_EXTRAIT À LIRE_.
CultureMath : Avez-vous eu l'impression que les élèves s'intéressaient ?
M. Beji : Ca dépend bien entendu des individus. Au début, en général il traînent la patte, mais ils finissent par s'attacher à un aspect ou un autre du dossier. Dans le cas des crocodiles, par exemple, plusieurs matières (et donc plusieurs profs) sont impliquées, ce qui fait que certains élèves réfractaires aux équations vont tout de même accrocher à la partie Bio, ou au fait de faire des dessins. En tout cas, ça les raccroche au train. Et on en voit qui s'intéressent vraiment au sujet.

CultureMath : Comment cela se manifeste-t-il ?
M. Beji : Par des questions sur le sujet, des élèves qui lèvent le doigt alors qu'ils sont toujours muets d'habitude... Lorsque Hatem Zaag est venu au collège présenter le métier de chercheur, les élèves qui avaient participé au travail se sont montrés étonnamment disciplinés et intéressés par son propos. Plusieurs m'ont posé des questions sur le métier de chercheur après ça. Ca leur a ouvert une fenêtre. Lointaine, certes, mais qui sait, peut-être que cela va créer une motivation chez eux.

CultureMath : Vous avez choisi des classes spécialement motivées pour faire ces expériences ? Des classes demandeuses ?

_LIGNES EXTRAITES_.
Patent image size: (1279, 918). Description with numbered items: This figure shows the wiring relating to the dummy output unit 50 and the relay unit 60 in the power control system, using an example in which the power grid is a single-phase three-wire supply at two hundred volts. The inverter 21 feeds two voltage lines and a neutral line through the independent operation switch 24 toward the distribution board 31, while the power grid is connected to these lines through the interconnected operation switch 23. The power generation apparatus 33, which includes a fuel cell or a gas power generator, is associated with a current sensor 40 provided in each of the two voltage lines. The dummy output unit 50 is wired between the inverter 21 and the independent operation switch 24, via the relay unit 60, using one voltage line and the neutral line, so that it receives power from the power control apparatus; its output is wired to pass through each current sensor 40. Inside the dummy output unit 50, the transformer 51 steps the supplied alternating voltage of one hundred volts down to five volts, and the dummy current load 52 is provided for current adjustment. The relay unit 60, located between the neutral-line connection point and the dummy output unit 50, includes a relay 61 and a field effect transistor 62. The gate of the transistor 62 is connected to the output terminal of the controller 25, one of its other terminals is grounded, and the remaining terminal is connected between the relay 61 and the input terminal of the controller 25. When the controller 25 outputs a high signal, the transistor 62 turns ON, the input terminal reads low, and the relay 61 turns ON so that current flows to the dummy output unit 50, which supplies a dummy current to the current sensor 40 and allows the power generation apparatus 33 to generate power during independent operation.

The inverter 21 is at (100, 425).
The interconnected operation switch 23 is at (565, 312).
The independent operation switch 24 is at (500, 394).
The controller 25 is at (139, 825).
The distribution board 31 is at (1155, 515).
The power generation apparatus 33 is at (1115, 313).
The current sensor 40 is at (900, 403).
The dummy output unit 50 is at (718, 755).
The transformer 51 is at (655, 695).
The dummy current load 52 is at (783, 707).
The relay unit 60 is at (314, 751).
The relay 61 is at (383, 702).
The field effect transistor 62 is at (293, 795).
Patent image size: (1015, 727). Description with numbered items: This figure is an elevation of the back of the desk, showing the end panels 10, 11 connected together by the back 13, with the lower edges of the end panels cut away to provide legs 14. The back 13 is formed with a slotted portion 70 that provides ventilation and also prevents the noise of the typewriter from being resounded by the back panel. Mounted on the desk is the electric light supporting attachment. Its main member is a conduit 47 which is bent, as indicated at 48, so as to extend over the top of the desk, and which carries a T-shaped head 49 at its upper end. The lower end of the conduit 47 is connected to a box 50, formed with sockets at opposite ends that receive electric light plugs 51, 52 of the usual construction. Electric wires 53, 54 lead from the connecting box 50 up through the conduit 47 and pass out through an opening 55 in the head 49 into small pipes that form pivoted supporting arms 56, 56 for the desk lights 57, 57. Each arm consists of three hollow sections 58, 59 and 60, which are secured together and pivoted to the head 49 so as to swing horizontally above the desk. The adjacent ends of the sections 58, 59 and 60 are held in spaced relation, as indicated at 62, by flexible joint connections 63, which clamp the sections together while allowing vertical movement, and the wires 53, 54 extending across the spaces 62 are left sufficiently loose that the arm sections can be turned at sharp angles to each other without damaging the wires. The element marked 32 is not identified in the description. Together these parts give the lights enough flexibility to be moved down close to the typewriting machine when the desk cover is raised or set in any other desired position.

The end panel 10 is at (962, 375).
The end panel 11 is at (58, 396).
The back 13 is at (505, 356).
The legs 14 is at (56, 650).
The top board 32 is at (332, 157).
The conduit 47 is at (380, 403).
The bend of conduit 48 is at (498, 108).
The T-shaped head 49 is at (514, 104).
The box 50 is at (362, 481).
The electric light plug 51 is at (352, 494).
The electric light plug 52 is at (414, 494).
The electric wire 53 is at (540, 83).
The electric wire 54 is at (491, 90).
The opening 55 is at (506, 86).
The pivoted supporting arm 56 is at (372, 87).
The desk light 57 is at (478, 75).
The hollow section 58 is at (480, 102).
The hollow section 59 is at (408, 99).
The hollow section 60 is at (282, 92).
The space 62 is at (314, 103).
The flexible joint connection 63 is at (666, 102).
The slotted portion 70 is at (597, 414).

_EXERCICES_.
**1.** Les affirmations suivantes sont-elles conformes à l'entretien ? Répondez par oui ou par non, en citant mot pour mot le passage qui tranche.
(a) Le dossier des crocodiles fait intervenir plusieurs matières.
(b) Hatem Zaag est venu au collège présenter le métier d'enseignant.
(c) Après sa venue, aucun élève n'a interrogé M. Beji sur le métier présenté.
**2.** Répondez brièvement à partir de l'entretien :
(a) Selon M. Beji, de quoi dépend l'intérêt des élèves ?
(b) À quoi certains élèves réfractaires aux équations peuvent-ils tout de même accrocher ?
(c) Comment se sont montrés les élèves ayant participé au travail lors de la venue de Hatem Zaag ?
**3.** Reproduisez le passage de l'entretien allant de « M. Beji : Par » à « motivation chez eux. ».
Les lignes proviennent d'une autre source que l'entretien.

_CORRIGÉ DÉTAILLÉ_.
**1.**
(a) Oui : « plusieurs matières (et donc plusieurs profs) sont impliquées »
(b) Non : « Lorsque Hatem Zaag est venu au collège présenter le métier de chercheur »
(c) Non : « Plusieurs m'ont posé des questions sur le métier de chercheur après ça. »

**2.**
(a) Des individus.
(b) À la partie Bio, ou au fait de faire des dessins.
(c) Étonnamment disciplinés et intéressés par son propos.

**3.**
M. Beji : Par des questions sur le sujet, des élèves qui lèvent le doigt alors qu'ils sont toujours muets d'habitude... Lorsque Hatem Zaag est venu au collège présenter le métier de chercheur, les élèves qui avaient participé au travail se sont montrés étonnamment disciplinés et intéressés par son propos. Plusieurs m'ont posé des questions sur le métier de chercheur après ça. Ca leur a ouvert une fenêtre. Lointaine, certes, mais qui sait, peut-être que cela va créer une motivation chez eux.